GIVEN REQUEST
Review the lines that follow and copy each one that contains the word "Details".

A run of records
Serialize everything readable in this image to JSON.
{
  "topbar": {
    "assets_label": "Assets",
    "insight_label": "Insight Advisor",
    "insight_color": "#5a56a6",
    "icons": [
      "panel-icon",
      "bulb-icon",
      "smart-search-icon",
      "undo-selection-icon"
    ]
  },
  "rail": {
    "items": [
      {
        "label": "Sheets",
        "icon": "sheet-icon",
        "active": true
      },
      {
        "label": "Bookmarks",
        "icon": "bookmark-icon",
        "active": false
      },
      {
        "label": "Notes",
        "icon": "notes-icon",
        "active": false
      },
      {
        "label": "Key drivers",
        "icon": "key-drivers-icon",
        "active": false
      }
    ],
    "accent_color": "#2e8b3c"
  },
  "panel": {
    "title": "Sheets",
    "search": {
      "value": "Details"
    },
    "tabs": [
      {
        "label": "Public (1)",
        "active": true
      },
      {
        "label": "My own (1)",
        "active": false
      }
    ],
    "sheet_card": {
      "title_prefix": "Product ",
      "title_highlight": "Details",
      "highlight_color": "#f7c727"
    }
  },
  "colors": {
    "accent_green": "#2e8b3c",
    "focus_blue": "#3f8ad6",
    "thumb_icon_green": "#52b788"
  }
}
==
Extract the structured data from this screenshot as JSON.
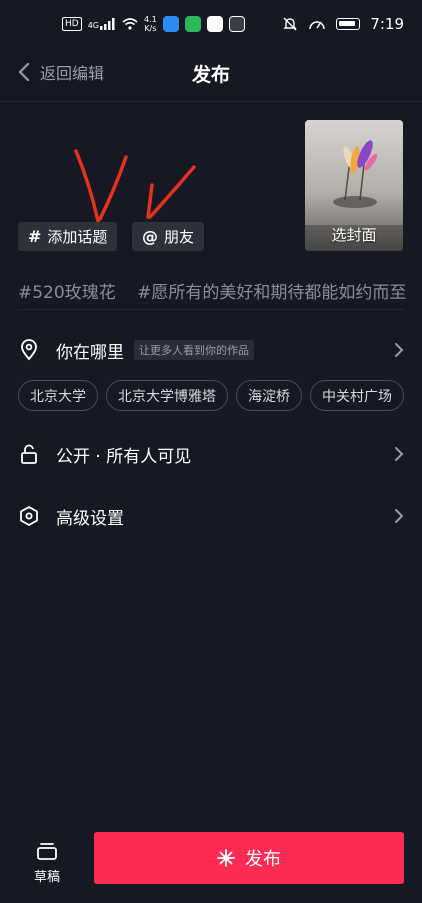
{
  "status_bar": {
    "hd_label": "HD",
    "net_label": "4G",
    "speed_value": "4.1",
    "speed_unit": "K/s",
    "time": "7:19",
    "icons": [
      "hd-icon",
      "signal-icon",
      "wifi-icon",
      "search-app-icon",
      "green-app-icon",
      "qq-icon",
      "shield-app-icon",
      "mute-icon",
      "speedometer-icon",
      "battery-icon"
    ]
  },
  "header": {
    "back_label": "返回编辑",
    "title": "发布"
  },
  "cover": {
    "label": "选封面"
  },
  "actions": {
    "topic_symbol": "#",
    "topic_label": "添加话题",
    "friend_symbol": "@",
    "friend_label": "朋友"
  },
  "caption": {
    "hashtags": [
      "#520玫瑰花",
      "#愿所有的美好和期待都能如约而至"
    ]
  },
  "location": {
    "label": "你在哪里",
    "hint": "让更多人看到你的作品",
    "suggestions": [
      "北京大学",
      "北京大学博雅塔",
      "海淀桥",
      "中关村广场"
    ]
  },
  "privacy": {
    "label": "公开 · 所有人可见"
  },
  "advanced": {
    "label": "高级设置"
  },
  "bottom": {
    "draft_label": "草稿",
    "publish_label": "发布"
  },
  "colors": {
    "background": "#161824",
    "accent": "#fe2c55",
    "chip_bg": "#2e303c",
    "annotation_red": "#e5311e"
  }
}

ANSWER
      "value": "Details"
      "title_highlight": "Details",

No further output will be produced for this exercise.